━━ Records shown

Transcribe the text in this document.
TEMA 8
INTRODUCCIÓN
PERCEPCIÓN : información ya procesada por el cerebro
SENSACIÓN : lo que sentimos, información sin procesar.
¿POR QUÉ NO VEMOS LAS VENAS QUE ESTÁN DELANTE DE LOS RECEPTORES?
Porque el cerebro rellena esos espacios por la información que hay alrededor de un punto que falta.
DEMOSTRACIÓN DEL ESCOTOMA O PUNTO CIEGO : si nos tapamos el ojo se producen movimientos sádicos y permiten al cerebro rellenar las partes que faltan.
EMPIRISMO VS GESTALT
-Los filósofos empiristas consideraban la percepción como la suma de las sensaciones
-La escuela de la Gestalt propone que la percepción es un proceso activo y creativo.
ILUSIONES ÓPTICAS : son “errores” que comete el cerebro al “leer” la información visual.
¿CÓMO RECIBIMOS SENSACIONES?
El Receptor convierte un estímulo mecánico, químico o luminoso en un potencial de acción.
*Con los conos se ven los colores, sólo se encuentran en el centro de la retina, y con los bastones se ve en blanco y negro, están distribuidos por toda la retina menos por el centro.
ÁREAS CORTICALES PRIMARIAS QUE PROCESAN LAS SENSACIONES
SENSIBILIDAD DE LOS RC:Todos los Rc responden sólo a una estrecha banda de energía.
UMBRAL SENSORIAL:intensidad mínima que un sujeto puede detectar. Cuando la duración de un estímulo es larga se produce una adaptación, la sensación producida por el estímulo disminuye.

━━━━

» **Task instructions**: Make an exact copy of the listing, including every line.

» **Expected output**:
Transcribe the text in this document.
TEMA 8
INTRODUCCIÓN
PERCEPCIÓN : información ya procesada por el cerebro
SENSACIÓN : lo que sentimos, información sin procesar.
¿POR QUÉ NO VEMOS LAS VENAS QUE ESTÁN DELANTE DE LOS RECEPTORES?
Porque el cerebro rellena esos espacios por la información que hay alrededor de un punto que falta.
DEMOSTRACIÓN DEL ESCOTOMA O PUNTO CIEGO : si nos tapamos el ojo se producen movimientos sádicos y permiten al cerebro rellenar las partes que faltan.
EMPIRISMO VS GESTALT
-Los filósofos empiristas consideraban la percepción como la suma de las sensaciones
-La escuela de la Gestalt propone que la percepción es un proceso activo y creativo.
ILUSIONES ÓPTICAS : son “errores” que comete el cerebro al “leer” la información visual.
¿CÓMO RECIBIMOS SENSACIONES?
El Receptor convierte un estímulo mecánico, químico o luminoso en un potencial de acción.
*Con los conos se ven los colores, sólo se encuentran en el centro de la retina, y con los bastones se ve en blanco y negro, están distribuidos por toda la retina menos por el centro.
ÁREAS CORTICALES PRIMARIAS QUE PROCESAN LAS SENSACIONES
SENSIBILIDAD DE LOS RC:Todos los Rc responden sólo a una estrecha banda de energía.
UMBRAL SENSORIAL:intensidad mínima que un sujeto puede detectar. Cuando la duración de un estímulo es larga se produce una adaptación, la sensación producida por el estímulo disminuye.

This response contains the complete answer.